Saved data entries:
****************************************
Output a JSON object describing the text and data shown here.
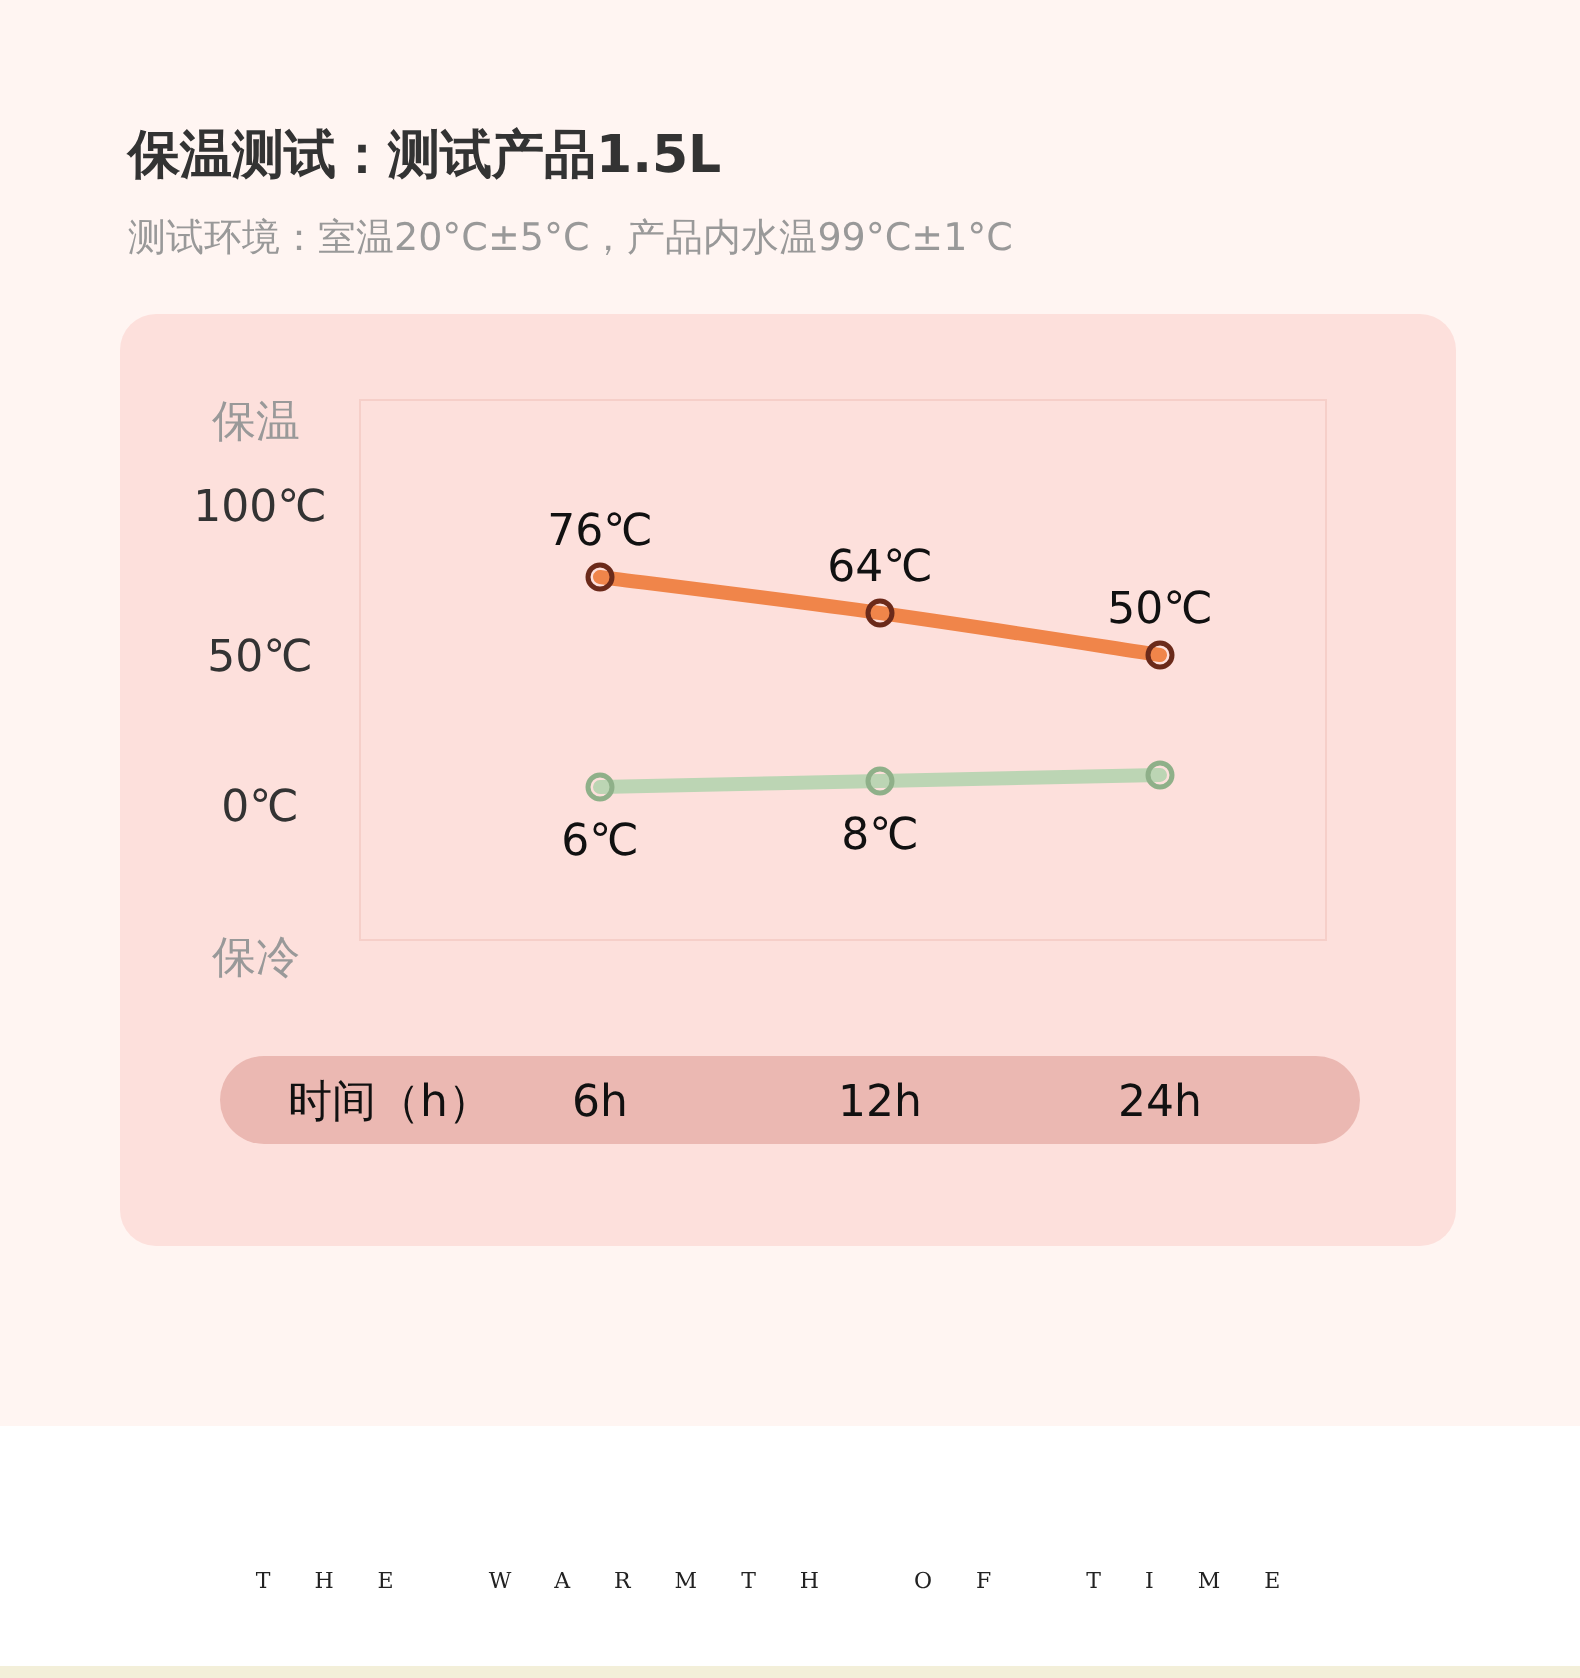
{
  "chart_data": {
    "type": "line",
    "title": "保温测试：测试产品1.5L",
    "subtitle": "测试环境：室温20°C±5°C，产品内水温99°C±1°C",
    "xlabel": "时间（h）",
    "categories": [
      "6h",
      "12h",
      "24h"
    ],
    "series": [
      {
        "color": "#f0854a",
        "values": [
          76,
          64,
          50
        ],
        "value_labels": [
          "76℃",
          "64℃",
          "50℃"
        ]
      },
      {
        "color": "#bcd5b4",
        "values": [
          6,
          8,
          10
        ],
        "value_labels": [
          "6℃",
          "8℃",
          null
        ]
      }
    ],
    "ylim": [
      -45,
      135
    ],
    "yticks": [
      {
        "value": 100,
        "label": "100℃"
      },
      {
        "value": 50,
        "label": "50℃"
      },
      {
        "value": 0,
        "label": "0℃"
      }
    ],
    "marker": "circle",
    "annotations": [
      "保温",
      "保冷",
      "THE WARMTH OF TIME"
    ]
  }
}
****************************************
§ Goal: Set down the complete material exactly, but do not include the images.

§ Expected answer:
Output a JSON object describing the text and data shown here.
{
  "chart_data": {
    "type": "line",
    "title": "保温测试：测试产品1.5L",
    "subtitle": "测试环境：室温20°C±5°C，产品内水温99°C±1°C",
    "xlabel": "时间（h）",
    "categories": [
      "6h",
      "12h",
      "24h"
    ],
    "series": [
      {
        "color": "#f0854a",
        "values": [
          76,
          64,
          50
        ],
        "value_labels": [
          "76℃",
          "64℃",
          "50℃"
        ]
      },
      {
        "color": "#bcd5b4",
        "values": [
          6,
          8,
          10
        ],
        "value_labels": [
          "6℃",
          "8℃",
          null
        ]
      }
    ],
    "ylim": [
      -45,
      135
    ],
    "yticks": [
      {
        "value": 100,
        "label": "100℃"
      },
      {
        "value": 50,
        "label": "50℃"
      },
      {
        "value": 0,
        "label": "0℃"
      }
    ],
    "marker": "circle",
    "annotations": [
      "保温",
      "保冷",
      "THE WARMTH OF TIME"
    ]
  }
}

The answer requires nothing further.